TO BE DONE: Go through the material and pull out every line with the string "rest" in it.

DATA SECTION:
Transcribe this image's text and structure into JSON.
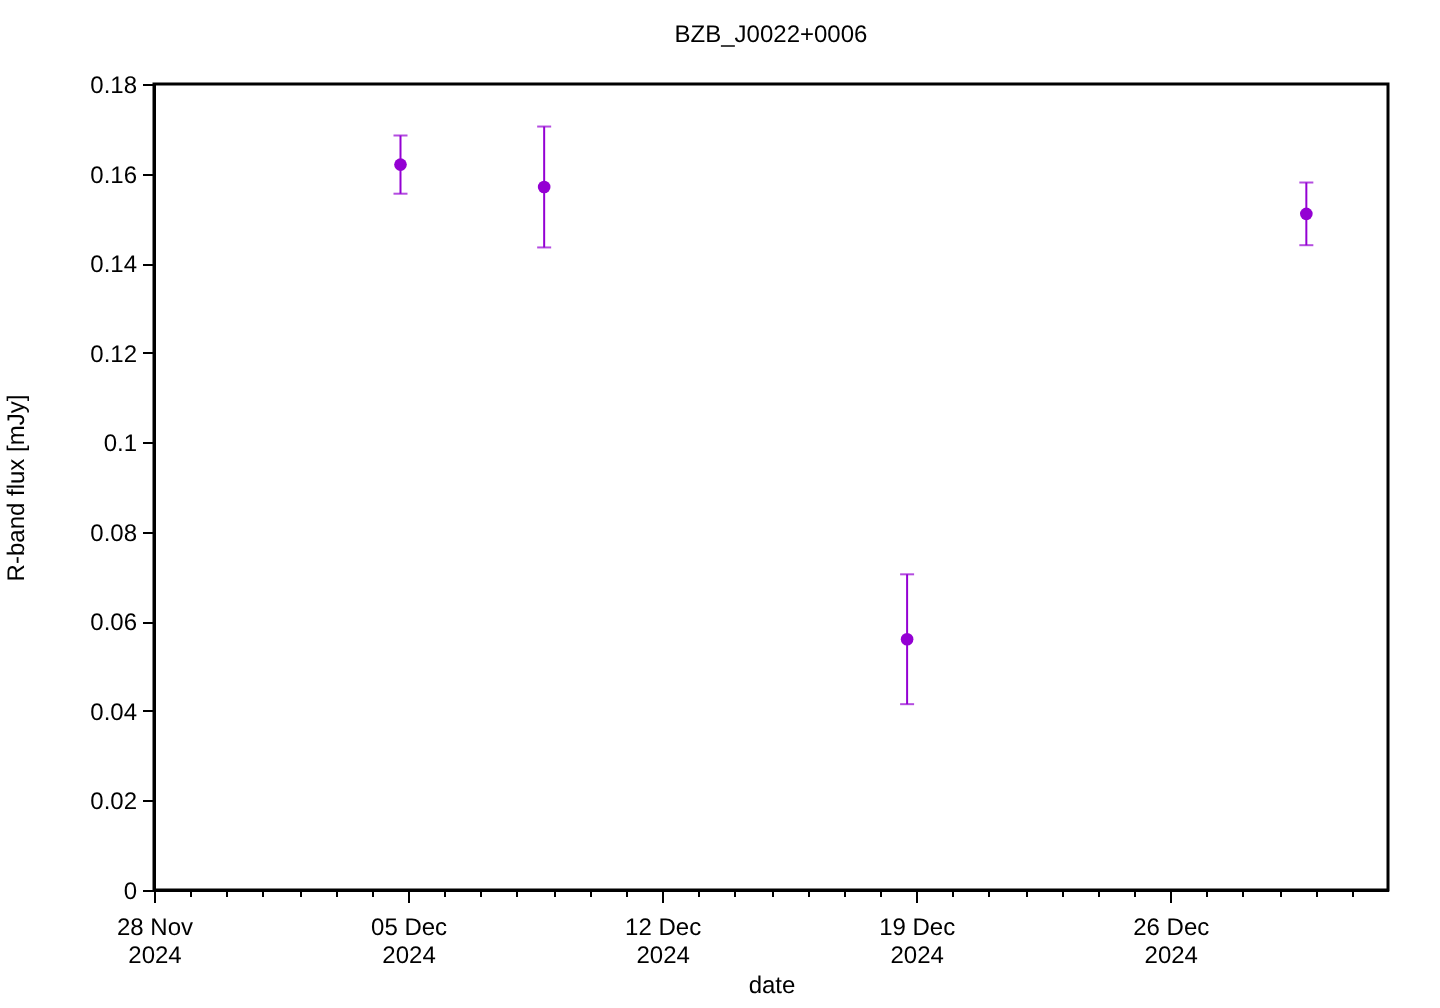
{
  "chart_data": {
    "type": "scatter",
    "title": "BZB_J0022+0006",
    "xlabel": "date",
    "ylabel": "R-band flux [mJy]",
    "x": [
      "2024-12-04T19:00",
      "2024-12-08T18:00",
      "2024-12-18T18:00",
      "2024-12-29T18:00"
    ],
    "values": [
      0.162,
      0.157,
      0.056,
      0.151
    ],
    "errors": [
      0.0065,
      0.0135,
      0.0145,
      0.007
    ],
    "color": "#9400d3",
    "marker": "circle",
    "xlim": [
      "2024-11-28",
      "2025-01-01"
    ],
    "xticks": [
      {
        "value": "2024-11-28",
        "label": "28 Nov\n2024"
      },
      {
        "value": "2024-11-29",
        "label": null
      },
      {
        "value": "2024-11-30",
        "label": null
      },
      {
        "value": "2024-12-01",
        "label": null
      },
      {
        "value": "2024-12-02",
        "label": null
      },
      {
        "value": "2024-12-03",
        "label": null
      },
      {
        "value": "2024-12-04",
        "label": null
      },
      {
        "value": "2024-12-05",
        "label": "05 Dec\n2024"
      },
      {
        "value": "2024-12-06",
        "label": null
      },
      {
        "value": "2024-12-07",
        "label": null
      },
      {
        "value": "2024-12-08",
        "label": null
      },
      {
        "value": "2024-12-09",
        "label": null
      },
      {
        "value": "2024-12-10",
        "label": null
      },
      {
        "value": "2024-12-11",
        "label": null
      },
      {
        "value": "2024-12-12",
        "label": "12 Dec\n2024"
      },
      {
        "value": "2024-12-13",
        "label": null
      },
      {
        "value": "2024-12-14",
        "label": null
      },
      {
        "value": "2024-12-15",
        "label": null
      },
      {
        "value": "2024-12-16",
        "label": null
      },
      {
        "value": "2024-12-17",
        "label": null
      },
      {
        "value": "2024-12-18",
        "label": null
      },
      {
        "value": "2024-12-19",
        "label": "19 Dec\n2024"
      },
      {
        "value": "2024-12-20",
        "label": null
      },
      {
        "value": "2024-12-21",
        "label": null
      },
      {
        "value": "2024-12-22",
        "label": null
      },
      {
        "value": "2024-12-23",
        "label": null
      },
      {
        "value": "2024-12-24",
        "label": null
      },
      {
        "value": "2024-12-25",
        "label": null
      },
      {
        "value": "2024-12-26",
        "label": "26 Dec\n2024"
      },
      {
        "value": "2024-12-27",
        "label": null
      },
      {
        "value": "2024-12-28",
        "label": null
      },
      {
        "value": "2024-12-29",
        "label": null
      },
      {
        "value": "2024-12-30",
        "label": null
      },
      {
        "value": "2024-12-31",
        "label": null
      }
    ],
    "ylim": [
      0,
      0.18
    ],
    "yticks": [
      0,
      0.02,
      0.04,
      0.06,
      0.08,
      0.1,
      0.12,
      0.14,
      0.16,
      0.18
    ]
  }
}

==

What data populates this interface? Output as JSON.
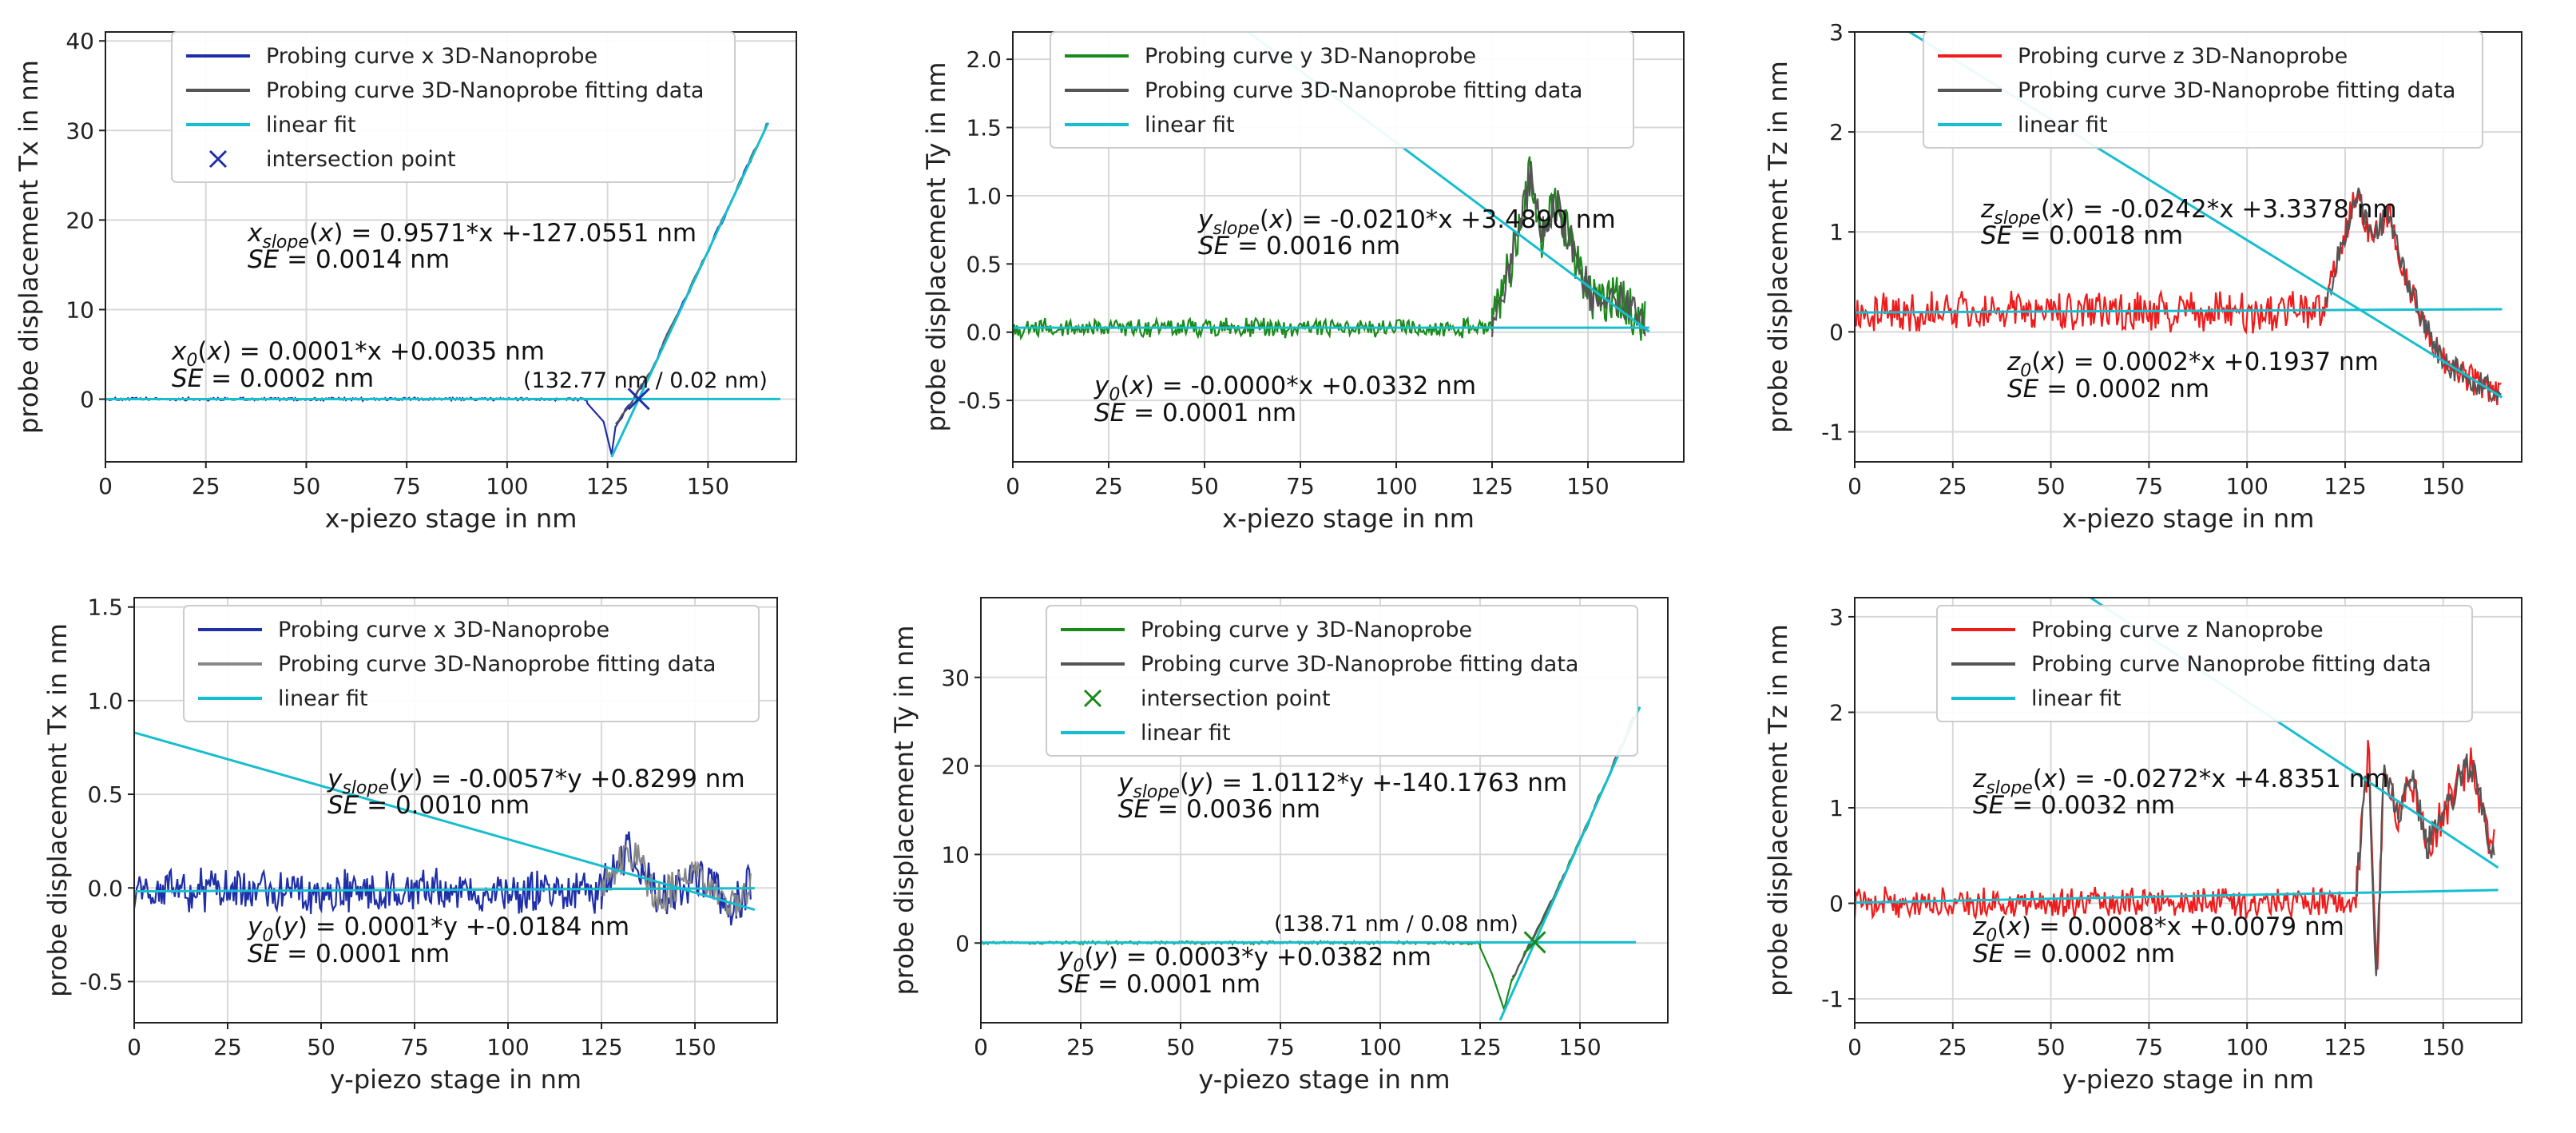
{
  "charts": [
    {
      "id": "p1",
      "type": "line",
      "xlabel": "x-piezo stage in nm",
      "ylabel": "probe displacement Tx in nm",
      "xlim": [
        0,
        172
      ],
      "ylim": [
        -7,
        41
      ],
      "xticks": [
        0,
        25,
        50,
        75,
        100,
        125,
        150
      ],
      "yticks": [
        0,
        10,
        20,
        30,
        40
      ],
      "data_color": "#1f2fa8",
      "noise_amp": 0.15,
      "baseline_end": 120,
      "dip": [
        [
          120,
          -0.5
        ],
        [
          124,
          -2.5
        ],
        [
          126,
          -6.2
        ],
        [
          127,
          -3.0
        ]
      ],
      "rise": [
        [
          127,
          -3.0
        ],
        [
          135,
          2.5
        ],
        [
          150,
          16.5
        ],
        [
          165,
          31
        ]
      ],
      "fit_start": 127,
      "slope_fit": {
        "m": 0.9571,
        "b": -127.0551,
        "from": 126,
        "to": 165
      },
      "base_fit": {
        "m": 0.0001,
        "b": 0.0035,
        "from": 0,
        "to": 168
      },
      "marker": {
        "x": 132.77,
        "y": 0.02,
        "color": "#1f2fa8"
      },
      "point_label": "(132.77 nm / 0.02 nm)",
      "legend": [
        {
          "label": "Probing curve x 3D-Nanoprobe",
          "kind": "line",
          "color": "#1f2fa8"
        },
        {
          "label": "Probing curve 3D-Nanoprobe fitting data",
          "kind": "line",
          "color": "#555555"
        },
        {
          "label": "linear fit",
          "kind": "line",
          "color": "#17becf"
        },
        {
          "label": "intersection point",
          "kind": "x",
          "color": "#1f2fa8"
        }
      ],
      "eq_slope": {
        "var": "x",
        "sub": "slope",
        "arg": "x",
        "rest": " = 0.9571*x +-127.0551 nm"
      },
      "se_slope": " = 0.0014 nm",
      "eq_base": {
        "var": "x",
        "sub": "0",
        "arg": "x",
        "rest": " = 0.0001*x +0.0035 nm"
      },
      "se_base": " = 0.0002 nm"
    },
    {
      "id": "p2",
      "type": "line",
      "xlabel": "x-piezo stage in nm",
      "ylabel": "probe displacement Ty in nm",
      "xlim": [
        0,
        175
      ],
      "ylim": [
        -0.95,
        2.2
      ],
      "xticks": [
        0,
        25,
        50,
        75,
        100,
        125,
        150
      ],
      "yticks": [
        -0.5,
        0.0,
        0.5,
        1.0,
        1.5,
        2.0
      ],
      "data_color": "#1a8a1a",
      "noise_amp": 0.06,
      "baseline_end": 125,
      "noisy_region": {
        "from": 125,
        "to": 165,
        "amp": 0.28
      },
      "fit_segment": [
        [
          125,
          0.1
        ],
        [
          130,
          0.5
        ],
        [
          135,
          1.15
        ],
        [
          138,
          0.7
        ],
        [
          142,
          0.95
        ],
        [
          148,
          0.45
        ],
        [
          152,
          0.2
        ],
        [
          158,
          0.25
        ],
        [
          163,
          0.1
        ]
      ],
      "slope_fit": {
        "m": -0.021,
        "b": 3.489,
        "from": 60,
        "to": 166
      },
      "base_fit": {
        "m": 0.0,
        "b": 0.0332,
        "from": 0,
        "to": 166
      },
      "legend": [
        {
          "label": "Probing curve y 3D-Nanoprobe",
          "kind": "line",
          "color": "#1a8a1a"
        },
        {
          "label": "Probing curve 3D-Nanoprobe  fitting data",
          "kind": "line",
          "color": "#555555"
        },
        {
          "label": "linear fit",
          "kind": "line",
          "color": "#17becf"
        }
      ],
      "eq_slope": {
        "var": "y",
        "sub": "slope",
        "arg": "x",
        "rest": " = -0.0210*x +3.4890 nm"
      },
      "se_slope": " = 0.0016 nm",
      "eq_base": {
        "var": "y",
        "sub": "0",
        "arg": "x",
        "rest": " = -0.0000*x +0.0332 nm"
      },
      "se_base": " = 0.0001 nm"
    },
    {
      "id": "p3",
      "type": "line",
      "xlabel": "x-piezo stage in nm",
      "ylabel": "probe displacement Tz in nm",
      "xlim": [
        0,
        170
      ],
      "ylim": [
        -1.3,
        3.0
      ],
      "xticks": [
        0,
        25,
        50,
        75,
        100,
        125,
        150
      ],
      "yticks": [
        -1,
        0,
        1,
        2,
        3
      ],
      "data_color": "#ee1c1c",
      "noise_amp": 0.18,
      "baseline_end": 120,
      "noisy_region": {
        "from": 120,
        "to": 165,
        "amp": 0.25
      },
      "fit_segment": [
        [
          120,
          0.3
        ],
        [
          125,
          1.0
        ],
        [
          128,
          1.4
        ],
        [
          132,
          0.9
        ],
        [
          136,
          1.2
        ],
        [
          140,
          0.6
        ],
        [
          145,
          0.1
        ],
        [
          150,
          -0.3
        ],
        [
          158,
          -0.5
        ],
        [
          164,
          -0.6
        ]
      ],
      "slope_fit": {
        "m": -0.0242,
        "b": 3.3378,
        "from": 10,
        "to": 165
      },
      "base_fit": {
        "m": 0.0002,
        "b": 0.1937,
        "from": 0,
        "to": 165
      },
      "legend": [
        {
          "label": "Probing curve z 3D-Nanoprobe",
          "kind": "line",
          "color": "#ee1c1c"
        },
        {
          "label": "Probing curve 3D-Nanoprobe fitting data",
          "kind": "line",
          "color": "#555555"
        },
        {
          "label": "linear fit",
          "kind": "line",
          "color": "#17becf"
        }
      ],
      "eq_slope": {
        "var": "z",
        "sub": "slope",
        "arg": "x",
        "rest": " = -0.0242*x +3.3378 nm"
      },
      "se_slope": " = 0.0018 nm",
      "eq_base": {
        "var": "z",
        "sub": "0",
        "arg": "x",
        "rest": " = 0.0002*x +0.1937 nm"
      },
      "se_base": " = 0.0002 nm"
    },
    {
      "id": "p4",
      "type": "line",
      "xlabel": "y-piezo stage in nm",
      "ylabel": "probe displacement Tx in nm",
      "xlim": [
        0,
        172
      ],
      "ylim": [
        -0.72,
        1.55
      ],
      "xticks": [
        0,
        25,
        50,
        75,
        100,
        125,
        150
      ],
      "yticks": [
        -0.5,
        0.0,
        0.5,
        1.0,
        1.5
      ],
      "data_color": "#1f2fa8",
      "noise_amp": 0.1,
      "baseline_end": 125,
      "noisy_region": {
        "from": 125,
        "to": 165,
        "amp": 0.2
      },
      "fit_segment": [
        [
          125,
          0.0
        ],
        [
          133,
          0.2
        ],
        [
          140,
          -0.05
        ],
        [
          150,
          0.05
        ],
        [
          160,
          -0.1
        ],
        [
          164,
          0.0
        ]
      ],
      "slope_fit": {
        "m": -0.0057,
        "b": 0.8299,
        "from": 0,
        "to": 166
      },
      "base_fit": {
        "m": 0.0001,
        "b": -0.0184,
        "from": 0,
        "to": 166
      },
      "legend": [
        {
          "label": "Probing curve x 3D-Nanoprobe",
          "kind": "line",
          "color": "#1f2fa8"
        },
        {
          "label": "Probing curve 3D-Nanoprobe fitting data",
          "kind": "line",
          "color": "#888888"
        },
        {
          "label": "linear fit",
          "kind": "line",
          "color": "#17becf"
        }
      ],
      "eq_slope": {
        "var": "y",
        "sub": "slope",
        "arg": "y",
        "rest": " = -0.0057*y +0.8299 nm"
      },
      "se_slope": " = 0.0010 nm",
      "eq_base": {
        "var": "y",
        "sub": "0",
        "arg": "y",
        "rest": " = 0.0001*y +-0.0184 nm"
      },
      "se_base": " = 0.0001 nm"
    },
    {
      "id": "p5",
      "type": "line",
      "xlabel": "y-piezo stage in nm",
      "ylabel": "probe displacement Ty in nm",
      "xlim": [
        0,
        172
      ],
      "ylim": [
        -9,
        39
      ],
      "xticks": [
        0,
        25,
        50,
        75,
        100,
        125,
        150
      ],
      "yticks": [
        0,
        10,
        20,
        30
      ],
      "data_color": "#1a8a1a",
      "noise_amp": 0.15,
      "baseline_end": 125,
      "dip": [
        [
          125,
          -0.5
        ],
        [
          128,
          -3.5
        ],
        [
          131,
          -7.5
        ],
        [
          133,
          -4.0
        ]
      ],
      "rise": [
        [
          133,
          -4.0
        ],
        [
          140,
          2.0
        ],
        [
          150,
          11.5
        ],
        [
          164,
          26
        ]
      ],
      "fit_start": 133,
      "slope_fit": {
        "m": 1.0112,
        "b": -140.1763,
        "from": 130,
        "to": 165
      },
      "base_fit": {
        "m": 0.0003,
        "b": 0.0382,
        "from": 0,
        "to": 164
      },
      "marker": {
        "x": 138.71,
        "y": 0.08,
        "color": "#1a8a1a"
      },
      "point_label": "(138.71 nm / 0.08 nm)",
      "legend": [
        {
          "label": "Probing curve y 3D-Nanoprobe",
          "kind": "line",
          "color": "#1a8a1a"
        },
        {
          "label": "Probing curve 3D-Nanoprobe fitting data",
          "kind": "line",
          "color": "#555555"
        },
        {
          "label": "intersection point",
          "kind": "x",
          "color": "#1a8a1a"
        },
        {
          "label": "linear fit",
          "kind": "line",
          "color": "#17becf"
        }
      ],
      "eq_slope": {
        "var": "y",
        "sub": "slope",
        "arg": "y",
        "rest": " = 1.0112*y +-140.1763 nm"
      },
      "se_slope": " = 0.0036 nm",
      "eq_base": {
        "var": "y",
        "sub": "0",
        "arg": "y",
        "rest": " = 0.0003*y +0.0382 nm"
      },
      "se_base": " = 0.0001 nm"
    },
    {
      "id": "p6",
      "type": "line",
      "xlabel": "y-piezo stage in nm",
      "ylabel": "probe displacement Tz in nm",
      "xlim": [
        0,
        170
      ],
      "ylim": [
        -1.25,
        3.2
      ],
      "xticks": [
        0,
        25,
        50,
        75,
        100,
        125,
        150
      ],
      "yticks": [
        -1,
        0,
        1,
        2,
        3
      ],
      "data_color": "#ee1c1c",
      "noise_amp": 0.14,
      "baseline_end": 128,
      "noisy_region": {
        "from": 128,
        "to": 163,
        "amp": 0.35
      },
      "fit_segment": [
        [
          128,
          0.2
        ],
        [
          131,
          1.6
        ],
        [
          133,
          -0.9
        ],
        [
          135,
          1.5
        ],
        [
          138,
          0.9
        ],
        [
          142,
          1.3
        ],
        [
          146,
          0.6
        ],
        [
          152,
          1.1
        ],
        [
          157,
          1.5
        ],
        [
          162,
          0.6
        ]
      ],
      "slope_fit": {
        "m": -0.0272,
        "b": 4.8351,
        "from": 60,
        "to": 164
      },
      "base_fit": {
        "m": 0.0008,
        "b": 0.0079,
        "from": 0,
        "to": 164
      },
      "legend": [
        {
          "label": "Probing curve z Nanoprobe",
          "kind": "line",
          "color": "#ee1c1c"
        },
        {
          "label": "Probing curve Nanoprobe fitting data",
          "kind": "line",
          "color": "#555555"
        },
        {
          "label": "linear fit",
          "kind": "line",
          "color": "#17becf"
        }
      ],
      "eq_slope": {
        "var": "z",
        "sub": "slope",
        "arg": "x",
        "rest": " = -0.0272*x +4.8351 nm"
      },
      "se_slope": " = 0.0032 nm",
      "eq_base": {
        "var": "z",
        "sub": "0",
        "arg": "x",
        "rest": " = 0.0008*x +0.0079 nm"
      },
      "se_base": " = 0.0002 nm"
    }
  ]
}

RESPONSE TO THE TASK:
        "rest": " = 0.9571*x +-127.0551 nm"
        "rest": " = 0.0001*x +0.0035 nm"
        "rest": " = -0.0210*x +3.4890 nm"
        "rest": " = -0.0000*x +0.0332 nm"
        "rest": " = -0.0242*x +3.3378 nm"
        "rest": " = 0.0002*x +0.1937 nm"
        "rest": " = -0.0057*y +0.8299 nm"
        "rest": " = 0.0001*y +-0.0184 nm"
        "rest": " = 1.0112*y +-140.1763 nm"
        "rest": " = 0.0003*y +0.0382 nm"
        "rest": " = -0.0272*x +4.8351 nm"
        "rest": " = 0.0008*x +0.0079 nm"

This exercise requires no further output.